"There's light at the end of the tunnel." [09/02/2026]

by FairyBaby420


There's light at the end of the tunnel.


And it's pretty gay.


Marketplaces are shutting down. People are calling it the end. We've seen "RIP NFTs" posts last week from accounts that were mass-minting garbage in 2021.


What's actually happening is that these people are finally running out of runway. Which, honestly, took longer than we expected. A lot of people held on for years, protecting bags in a market that was never going to come back because it was never real to begin with. The prices in 2021 had nothing to do with the work. Everyone knows this. What's happening now is repricing. It hurts, it takes longer than anyone wants, and five years in, it's still not done. There's no shortcut.


The part that actually bothers us is how it flattened everything. Autoglyphs, Fidenza, CryptoPunks, whatever else you want to put on that list, projects that were genuinely exploring what generative art could do on-chain, it all got filed under the same header as 10k PFP projects that existed purely to flip. From the outside, from the traditional art world, from normies, it all looks like one thing. You can argue about what counts as real art in this space until you lose your voice. It doesn't matter. The perception is already calcified.


So what actually changes that?


Time. And people building things that understand nuance, not just from tech but also culturally. Not "building" in the sense of shipping features, but building in the sense of: does this thing have a reason to exist beyond making money for the people who made it. The people who've been here since 2021 need to start paying attention to what's happening now. If you're holding Autoglyphs or Fidenza or CryptoPunks and you have no idea what the newer generation of artists is doing, you're part of the problem. Those projects only get properly understood when they're read alongside what came after, not when they're forever grouped with Bored Apes and Pudgy Penguins in some 2021 time capsule. The context has to keep moving. If you want the outside world to see the difference, you have to see it first.


The data says this is already happening. According to the latest Art Basel and UBS report, 74% of high net worth collectors surveyed are now Millennials or Gen Z. This isn't a projection about the future. It's the present. 51% of these collectors bought a digital artwork in the past year. Among Gen Z specifically, that number is 63%. Two thirds of collectors purchased work by artists they discovered for the first time, up from 43% in 2022. And 63% bought directly from artists, more than double the rate from two years ago. Meanwhile, over $80 trillion is expected to transfer to younger generations over the next two decades. The infrastructure for what comes next is already being built by people who don't need to be convinced that digital ownership is real. They already live that way.
══════════════════════════════
What to produce
Copy the NFT post starting with "by FairyBaby420" and going on through "There's no shortcut.", replacing "runway" with "money".

Collection entries:
══════════════════════════════
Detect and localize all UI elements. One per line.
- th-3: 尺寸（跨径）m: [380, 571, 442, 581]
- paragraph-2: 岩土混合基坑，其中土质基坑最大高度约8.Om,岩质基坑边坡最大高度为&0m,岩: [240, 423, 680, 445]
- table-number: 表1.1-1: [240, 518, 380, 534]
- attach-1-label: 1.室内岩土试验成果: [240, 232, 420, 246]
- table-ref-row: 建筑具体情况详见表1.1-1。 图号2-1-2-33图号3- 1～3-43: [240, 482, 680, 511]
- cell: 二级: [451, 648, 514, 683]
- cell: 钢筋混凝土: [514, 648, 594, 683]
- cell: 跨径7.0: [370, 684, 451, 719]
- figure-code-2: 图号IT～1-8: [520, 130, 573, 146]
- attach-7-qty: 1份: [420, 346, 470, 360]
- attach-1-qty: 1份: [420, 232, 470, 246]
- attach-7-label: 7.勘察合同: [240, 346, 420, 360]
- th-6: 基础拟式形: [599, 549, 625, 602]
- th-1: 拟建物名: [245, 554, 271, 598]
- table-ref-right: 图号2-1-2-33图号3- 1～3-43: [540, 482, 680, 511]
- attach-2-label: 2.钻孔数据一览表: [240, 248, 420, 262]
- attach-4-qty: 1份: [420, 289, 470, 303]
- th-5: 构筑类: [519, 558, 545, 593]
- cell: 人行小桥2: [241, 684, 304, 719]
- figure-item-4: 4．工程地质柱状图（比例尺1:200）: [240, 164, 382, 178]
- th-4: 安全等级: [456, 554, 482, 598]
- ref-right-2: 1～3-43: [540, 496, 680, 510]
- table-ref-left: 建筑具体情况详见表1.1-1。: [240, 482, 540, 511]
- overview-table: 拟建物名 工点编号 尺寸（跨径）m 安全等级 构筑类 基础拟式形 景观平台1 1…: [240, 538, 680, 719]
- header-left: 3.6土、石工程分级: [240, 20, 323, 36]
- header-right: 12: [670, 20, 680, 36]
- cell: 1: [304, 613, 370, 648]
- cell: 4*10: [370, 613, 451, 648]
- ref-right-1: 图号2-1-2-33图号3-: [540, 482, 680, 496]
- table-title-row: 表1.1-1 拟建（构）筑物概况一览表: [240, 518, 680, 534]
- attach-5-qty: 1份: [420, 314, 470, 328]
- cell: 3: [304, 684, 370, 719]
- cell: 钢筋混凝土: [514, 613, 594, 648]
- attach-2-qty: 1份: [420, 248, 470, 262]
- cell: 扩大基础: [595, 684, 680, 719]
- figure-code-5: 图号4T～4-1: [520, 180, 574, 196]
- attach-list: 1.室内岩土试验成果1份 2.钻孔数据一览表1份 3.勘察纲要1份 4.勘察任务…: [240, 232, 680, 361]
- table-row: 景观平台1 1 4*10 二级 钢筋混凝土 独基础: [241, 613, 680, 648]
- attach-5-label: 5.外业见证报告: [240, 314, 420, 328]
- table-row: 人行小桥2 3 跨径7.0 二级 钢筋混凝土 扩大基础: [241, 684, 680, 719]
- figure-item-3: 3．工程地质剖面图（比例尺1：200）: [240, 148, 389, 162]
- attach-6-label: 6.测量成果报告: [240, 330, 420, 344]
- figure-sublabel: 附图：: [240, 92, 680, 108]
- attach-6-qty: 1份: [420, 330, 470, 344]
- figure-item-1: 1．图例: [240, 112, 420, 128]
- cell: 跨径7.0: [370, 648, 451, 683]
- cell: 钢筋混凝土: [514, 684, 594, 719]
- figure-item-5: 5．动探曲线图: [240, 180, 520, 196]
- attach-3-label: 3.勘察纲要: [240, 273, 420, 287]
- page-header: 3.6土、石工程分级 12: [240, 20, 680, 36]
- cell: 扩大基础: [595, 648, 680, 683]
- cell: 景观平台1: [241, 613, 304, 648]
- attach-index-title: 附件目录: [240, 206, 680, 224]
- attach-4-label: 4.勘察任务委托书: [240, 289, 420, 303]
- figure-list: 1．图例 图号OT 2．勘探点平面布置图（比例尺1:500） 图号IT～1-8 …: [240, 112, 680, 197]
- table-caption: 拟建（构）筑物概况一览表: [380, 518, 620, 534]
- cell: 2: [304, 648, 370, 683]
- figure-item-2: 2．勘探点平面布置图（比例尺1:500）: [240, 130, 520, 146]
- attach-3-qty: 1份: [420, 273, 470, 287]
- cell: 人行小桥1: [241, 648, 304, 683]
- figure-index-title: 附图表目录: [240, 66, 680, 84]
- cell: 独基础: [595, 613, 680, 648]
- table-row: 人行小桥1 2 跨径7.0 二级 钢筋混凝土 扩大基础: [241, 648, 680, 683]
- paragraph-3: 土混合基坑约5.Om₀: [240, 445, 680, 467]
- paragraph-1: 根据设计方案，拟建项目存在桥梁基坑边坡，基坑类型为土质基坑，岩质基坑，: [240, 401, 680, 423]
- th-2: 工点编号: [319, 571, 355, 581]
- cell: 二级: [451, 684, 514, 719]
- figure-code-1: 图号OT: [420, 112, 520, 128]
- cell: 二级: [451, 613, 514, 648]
══════════════════════════════
Solution for this task
by FairyBaby420


There's light at the end of the tunnel.


And it's pretty gay.


Marketplaces are shutting down. People are calling it the end. We've seen "RIP NFTs" posts last week from accounts that were mass-minting garbage in 2021.


What's actually happening is that these people are finally running out of money. Which, honestly, took longer than we expected. A lot of people held on for years, protecting bags in a market that was never going to come back because it was never real to begin with. The prices in 2021 had nothing to do with the work. Everyone knows this. What's happening now is repricing. It hurts, it takes longer than anyone wants, and five years in, it's still not done. There's no shortcut.